Information supplied start
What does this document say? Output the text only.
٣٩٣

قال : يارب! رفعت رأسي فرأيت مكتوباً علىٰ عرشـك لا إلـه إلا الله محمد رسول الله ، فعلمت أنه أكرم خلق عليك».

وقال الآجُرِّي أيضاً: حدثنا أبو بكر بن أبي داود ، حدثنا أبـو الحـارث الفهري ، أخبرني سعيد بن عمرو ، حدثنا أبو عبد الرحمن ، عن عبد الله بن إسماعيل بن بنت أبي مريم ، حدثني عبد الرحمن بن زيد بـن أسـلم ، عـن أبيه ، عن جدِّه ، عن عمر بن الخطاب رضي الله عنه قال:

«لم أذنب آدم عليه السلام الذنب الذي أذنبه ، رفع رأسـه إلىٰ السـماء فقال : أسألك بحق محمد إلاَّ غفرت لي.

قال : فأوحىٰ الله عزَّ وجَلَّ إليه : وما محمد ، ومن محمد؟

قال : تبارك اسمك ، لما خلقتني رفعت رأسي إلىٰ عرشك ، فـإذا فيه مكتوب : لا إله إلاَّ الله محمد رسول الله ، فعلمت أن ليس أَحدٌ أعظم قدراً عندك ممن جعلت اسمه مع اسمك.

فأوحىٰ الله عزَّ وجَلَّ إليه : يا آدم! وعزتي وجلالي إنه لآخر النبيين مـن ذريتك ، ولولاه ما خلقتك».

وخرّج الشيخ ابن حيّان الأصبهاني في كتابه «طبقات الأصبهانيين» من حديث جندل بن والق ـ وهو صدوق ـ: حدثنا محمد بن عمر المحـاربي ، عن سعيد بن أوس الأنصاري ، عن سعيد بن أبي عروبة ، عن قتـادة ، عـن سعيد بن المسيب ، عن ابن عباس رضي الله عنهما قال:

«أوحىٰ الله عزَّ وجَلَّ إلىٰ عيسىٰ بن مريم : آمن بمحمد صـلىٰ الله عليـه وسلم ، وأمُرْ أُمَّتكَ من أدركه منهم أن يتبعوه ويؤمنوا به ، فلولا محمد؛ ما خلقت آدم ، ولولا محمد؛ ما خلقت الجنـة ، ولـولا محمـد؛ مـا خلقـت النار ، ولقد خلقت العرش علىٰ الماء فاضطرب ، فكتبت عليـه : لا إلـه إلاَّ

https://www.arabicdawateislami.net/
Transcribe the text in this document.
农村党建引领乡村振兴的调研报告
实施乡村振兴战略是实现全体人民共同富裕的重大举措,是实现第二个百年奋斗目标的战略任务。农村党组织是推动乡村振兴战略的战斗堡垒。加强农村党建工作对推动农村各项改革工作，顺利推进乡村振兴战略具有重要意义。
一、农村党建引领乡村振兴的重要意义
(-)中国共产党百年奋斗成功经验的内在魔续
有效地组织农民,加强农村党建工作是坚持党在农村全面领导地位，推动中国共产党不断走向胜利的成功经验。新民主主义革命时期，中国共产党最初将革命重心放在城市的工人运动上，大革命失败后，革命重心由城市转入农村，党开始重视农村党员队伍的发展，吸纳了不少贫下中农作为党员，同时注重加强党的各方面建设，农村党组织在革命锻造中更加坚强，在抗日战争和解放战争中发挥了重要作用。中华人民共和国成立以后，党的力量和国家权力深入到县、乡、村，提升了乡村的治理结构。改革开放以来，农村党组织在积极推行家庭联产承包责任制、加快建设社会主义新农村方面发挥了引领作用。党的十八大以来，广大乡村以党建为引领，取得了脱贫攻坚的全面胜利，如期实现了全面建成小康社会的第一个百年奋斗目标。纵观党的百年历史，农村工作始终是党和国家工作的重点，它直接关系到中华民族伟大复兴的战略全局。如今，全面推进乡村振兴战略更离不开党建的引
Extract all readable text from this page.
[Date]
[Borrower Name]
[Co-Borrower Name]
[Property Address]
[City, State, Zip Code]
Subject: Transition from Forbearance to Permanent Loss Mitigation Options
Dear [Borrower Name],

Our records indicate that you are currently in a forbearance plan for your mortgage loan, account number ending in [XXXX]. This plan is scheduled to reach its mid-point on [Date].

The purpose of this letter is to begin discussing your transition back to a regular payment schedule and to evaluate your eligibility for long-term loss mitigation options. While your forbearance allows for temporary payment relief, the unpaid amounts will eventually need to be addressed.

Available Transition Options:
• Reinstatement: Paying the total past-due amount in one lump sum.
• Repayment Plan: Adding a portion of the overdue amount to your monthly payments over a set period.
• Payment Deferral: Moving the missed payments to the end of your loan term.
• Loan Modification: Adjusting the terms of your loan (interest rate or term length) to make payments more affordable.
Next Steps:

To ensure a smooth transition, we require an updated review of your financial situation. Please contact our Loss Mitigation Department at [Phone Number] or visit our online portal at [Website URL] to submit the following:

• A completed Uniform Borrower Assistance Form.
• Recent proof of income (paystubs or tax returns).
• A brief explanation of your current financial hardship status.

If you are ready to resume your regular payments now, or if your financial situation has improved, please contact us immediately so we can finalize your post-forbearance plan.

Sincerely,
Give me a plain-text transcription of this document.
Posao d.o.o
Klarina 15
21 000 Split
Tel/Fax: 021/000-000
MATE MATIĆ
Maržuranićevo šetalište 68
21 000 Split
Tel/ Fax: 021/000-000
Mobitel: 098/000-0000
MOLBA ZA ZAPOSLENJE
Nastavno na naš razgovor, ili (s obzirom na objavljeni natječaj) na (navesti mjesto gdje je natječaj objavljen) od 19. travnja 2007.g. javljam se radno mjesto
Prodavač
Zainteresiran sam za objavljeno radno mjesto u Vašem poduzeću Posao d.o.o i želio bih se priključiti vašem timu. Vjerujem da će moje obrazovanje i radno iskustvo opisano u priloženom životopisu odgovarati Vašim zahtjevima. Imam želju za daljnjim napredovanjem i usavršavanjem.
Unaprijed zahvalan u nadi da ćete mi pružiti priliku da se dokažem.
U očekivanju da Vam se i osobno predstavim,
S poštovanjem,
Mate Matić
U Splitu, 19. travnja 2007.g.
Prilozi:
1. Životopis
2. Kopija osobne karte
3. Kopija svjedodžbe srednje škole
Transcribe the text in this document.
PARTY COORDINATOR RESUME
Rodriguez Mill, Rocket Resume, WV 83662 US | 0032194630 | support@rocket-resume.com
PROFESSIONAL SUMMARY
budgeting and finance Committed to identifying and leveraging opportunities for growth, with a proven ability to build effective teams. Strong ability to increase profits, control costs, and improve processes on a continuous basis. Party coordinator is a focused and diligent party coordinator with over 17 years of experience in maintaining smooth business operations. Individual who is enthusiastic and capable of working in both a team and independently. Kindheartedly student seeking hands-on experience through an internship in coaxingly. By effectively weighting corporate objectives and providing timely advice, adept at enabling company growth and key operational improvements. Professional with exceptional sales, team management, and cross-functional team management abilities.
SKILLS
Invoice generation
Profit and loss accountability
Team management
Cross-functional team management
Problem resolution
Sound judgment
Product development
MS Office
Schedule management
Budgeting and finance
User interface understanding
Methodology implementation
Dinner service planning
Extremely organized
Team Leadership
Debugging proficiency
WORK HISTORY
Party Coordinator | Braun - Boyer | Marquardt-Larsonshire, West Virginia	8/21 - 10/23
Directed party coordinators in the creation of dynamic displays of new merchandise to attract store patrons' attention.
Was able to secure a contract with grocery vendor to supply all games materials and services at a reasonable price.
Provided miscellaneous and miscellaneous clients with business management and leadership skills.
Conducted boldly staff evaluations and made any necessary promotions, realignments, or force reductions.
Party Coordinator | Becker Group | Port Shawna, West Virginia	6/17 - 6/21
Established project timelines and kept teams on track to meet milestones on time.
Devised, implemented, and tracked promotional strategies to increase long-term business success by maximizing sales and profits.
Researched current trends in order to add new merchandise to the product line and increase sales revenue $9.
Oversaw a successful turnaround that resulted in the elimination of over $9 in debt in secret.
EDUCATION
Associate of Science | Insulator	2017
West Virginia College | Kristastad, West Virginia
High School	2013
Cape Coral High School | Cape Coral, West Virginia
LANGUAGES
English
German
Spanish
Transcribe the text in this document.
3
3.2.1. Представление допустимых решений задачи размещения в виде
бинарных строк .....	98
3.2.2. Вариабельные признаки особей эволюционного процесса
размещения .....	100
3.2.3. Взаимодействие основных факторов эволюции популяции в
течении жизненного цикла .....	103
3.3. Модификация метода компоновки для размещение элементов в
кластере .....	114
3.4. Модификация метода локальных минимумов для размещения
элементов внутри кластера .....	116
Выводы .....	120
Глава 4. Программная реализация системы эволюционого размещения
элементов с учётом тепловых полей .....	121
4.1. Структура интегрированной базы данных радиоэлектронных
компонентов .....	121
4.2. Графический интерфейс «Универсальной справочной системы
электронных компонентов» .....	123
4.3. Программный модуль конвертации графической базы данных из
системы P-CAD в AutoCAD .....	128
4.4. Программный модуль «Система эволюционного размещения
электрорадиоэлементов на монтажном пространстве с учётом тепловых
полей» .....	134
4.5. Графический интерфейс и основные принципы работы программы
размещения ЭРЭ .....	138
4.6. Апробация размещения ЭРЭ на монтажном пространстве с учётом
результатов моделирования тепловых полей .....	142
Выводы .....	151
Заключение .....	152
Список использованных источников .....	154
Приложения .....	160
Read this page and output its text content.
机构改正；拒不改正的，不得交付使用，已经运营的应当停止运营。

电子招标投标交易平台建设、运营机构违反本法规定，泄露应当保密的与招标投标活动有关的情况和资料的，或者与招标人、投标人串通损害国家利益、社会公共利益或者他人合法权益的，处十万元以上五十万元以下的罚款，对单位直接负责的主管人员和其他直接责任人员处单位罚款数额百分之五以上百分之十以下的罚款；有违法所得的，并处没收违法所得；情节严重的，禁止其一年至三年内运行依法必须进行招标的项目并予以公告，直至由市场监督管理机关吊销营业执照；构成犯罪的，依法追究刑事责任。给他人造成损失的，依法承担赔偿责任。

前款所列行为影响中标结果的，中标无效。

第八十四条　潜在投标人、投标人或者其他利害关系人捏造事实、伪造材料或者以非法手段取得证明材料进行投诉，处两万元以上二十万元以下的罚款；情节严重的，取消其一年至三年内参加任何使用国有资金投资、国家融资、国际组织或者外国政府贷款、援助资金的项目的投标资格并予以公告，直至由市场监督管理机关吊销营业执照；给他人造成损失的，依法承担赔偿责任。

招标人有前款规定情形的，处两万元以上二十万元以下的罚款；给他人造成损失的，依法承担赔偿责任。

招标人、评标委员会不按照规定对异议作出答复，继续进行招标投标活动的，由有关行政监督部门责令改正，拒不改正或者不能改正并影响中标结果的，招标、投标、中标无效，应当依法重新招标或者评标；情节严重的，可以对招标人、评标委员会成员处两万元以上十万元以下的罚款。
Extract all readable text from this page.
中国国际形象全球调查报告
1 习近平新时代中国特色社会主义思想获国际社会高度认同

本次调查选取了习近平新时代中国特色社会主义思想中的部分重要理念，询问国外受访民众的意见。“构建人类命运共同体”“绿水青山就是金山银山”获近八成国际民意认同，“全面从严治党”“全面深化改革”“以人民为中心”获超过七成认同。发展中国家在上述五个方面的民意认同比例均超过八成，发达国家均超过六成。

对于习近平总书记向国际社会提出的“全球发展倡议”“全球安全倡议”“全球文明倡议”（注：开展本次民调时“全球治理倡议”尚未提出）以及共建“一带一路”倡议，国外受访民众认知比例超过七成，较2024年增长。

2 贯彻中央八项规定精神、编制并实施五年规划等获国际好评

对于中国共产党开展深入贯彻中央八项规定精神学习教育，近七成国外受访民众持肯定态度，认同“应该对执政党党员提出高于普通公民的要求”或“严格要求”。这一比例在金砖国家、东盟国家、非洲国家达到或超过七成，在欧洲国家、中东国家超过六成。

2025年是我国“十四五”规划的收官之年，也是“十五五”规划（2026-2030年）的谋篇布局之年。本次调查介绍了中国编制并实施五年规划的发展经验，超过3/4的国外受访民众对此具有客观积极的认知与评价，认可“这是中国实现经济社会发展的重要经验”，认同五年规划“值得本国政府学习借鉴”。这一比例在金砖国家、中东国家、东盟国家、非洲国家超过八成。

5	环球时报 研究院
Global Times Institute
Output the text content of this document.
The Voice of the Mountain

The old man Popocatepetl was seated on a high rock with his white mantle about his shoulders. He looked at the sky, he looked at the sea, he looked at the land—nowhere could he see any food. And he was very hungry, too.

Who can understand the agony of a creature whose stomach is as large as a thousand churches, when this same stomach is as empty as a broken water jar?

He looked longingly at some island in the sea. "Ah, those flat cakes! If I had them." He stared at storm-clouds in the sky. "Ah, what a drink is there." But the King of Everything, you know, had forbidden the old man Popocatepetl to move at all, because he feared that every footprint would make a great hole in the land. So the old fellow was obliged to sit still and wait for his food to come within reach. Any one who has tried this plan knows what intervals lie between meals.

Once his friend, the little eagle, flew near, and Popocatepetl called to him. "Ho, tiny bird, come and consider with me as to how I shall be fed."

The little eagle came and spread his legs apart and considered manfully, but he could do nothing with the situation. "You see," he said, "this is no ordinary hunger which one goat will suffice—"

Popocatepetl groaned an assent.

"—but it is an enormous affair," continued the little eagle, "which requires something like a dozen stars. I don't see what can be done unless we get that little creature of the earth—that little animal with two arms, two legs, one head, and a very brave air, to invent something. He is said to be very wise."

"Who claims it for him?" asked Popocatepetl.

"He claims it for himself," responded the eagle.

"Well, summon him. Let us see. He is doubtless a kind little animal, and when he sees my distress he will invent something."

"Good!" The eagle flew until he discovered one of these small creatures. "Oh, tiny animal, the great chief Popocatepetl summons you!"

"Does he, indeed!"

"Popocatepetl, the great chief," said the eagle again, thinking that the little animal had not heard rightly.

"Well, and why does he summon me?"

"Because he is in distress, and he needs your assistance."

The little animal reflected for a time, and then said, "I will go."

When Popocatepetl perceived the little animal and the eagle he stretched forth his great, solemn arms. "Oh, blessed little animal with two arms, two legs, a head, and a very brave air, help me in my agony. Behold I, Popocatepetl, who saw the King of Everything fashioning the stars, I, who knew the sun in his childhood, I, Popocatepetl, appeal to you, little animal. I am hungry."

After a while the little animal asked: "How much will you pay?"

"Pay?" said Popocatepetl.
Information supplied end
Among the records above, how many lines carry the string "Программный"? Reply with the number alone.

- **Reply**
2